• 掲載された文章:
/---

なぜ企業がキャリア教育に参入するのか?メリットと注意点を解説

今、多くの企業がキャリア教育に参入しようとしています。
「なぜキャリア教育に一般の企業が携わるのか」
「キャリア教育に参入することで企業にどんなメリットがあるのか」
教員だけでなく、企業の担当者も分からないことがあるでしょう。

今回は、企業のキャリア教育参入について、注目される理由やメリット、注意点をお伝えしていきます。
最後には、企業によるキャリア教育の具体例を3つご紹介します。
企業が参加するキャリア教育を計画・実践するうえで、参考にしてみてください。

なぜキャリア教育に企業が参入するのか

キャリア教育という言葉が、世の中で初めて登場したのは、平成11年の中央教育審議会答申でした。
その後、平成18年に「キャリア教育等推進会議」が発足したことから、内閣府・文部科学省・厚生労働省・経済産業省が一丸となってキャリア教育を推進するようになりました。
とりわけ企業との関わりが大きい経済産業省の後押しは、キャリア教育の追い風となったと言えるでしょう。
経済産業省は企業におけるキャリア教育の意義として以下の3点を示しています。

就業への理解を促進させるため

近年、若者の早期離職が問題になっています。
原因として、職場や社会に出る前に、若者が自分のもつ能力や、社会との関わり、将来に対する目標を見失っているのではないかと考えられています。
キャリア教育によって、「働くことの意味」を見つめ、考えさせることは、若者一人一人が自分のキャリア構築(キャリア・オーナーシップ)をする上で重要となります。

実践的な力を備えた人材の育成のため

昔は、簡単な仕事から慣れていき、仕事の流れや業務の知識をゆっくりと獲得していくことができました。

\---

• 指定された課題 1: キャリア教育の記事によると、キャリア教育という言葉が世の中で初めて登場したのはいつ、何においてか。
• 指定された課題 2: キャリア教育の記事の「キャリア教育という言葉が、世」から「はないかと考えられています。」までをすべて、そのまま打ち直してください。
エントリはキャリア教育の記事とは関係がない。

• 提供データ:
/---

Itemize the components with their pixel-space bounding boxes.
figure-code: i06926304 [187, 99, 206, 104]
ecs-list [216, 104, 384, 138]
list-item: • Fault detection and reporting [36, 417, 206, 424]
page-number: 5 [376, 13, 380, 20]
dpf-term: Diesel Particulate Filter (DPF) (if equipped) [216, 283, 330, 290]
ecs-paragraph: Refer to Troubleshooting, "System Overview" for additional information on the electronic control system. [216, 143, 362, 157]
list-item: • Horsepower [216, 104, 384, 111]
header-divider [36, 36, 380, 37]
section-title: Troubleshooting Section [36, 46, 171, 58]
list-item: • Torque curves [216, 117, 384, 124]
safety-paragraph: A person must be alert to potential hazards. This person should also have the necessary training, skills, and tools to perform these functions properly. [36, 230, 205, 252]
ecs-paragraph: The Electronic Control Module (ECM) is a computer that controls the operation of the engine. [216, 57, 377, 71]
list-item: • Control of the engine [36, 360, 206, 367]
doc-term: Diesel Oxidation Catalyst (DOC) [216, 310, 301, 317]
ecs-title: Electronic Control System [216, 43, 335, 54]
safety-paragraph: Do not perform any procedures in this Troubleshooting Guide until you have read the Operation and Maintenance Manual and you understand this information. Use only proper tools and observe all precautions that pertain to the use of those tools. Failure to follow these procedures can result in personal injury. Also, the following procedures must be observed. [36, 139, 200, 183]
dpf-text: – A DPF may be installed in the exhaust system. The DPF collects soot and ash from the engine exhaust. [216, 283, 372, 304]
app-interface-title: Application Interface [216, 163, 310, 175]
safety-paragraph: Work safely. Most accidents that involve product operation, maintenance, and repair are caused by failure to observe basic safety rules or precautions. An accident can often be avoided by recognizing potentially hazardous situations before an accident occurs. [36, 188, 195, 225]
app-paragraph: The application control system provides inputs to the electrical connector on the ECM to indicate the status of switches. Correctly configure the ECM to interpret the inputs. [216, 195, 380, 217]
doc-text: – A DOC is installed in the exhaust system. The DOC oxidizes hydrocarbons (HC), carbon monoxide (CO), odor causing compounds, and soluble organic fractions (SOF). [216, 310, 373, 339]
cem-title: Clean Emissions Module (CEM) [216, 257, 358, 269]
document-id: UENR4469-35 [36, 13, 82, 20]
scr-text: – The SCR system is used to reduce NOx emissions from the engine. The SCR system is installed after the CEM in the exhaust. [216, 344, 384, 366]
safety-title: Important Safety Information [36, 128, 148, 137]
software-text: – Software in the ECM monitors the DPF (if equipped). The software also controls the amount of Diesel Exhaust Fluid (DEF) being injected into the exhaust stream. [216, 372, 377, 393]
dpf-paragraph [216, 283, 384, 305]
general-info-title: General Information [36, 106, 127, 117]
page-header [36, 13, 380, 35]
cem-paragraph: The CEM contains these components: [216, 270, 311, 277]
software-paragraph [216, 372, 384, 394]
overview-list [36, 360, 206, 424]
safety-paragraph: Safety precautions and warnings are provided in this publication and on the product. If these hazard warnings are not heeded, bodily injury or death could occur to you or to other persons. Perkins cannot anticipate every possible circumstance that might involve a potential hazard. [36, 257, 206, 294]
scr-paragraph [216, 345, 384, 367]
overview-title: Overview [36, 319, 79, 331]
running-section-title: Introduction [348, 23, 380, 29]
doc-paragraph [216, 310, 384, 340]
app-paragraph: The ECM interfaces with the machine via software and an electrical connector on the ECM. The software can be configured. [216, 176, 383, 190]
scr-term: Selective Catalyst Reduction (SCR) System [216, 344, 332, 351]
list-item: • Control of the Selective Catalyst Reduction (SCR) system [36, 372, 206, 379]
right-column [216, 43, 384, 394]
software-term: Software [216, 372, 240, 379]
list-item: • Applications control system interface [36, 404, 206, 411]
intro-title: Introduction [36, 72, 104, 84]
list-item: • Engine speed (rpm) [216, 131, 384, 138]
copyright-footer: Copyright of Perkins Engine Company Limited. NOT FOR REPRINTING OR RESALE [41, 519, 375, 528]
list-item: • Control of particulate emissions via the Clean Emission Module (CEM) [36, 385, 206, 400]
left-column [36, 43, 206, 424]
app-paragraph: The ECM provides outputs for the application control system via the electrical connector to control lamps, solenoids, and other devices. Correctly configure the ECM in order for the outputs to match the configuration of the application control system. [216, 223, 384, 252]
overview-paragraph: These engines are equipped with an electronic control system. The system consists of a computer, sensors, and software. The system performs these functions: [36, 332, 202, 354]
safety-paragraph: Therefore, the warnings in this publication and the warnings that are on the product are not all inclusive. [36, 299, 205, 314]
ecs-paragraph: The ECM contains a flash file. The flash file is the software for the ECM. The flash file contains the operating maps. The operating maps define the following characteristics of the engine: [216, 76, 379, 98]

\---

• 演習の結果 1: 平成11年の中央教育審議会答申。

• 演習の結果 2:
キャリア教育という言葉が、世の中で初めて登場したのは、平成11年の中央教育審議会答申でした。
その後、平成18年に「キャリア教育等推進会議」が発足したことから、内閣府・文部科学省・厚生労働省・経済産業省が一丸となってキャリア教育を推進するようになりました。
とりわけ企業との関わりが大きい経済産業省の後押しは、キャリア教育の追い風となったと言えるでしょう。
経済産業省は企業におけるキャリア教育の意義として以下の3点を示しています。

就業への理解を促進させるため

近年、若者の早期離職が問題になっています。
原因として、職場や社会に出る前に、若者が自分のもつ能力や、社会との関わり、将来に対する目標を見失っているのではないかと考えられています。